** begin RECORDS FOR THE TASK **

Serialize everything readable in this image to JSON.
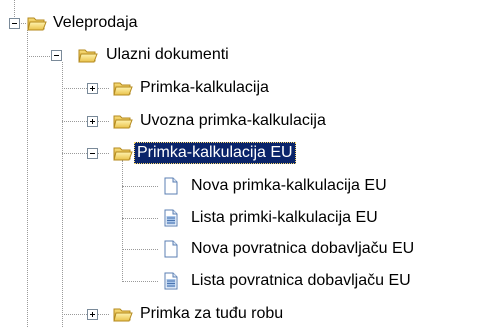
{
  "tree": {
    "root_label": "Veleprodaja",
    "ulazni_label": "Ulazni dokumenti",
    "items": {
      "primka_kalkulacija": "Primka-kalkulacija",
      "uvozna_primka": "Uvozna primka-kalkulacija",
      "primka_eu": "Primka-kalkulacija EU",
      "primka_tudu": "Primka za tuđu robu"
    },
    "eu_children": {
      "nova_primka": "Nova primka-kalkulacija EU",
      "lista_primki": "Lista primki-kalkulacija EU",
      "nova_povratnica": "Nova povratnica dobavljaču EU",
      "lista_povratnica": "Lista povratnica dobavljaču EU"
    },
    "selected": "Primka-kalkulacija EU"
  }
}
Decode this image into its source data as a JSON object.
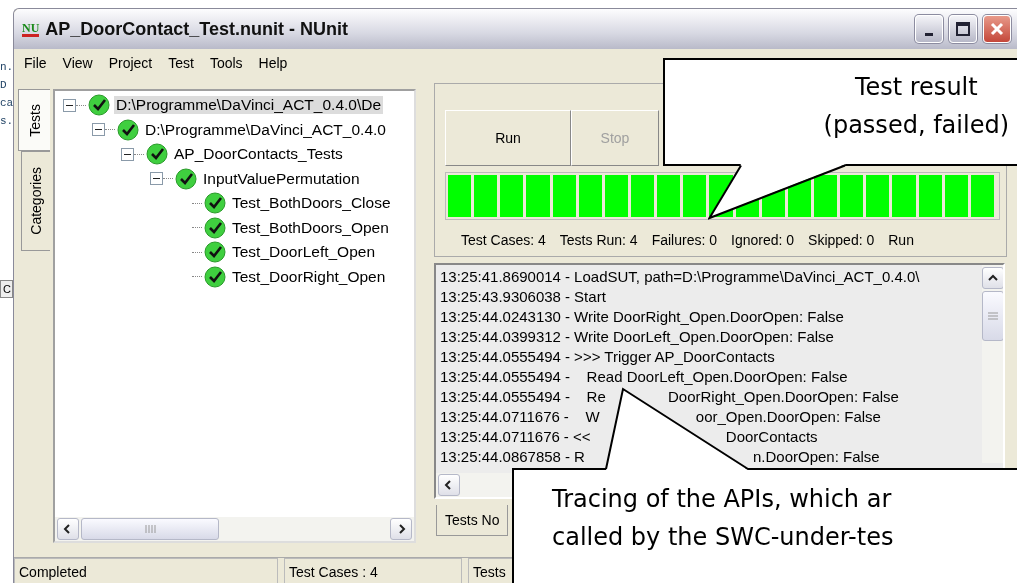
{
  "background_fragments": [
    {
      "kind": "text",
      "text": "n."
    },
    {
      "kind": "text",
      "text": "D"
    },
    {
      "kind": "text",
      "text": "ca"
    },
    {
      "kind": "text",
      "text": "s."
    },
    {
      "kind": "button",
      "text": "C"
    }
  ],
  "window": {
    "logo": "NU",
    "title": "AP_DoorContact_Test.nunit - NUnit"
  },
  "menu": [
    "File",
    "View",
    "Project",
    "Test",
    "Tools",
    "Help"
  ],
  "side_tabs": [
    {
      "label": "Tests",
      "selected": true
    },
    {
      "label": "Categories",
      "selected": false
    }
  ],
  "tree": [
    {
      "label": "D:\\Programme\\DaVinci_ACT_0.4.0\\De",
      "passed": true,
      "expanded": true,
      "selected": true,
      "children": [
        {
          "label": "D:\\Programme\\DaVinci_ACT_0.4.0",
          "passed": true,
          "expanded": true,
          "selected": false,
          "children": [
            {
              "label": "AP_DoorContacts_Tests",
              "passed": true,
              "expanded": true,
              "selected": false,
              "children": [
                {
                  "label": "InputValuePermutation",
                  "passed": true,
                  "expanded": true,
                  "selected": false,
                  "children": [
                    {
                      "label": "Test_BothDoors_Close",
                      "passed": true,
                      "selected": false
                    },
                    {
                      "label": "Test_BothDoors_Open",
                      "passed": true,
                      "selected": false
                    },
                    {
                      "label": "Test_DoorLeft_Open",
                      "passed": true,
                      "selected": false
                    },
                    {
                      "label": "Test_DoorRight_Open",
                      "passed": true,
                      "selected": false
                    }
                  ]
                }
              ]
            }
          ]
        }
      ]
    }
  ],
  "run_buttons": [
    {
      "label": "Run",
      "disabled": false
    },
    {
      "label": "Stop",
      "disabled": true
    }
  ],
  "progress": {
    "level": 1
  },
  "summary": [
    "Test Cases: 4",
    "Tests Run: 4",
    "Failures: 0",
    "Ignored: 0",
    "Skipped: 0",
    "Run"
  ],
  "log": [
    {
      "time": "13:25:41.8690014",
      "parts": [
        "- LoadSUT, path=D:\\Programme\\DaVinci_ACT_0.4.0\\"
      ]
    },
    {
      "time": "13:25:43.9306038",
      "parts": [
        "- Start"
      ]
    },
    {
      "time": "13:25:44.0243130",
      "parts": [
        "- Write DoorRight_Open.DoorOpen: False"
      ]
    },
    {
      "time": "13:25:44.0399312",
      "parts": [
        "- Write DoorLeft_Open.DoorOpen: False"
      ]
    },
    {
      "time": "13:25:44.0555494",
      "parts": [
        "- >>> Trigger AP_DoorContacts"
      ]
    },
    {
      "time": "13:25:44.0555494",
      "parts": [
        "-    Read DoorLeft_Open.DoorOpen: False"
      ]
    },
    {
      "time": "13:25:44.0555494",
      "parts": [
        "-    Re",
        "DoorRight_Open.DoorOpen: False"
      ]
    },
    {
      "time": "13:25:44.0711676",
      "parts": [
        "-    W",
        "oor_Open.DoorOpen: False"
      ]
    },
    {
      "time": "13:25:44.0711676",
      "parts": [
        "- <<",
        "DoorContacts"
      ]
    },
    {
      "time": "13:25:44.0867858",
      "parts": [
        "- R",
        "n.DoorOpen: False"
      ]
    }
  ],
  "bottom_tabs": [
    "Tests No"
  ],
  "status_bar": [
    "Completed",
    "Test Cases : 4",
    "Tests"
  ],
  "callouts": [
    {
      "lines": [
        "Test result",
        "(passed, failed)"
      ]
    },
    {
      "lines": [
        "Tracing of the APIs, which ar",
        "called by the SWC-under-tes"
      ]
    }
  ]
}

** end RECORDS FOR THE TASK **

Choose all lines containing the string "Lista" and copy them out.

      "lista_primki": "Lista primki-kalkulacija EU",
      "lista_povratnica": "Lista povratnica dobavljaču EU"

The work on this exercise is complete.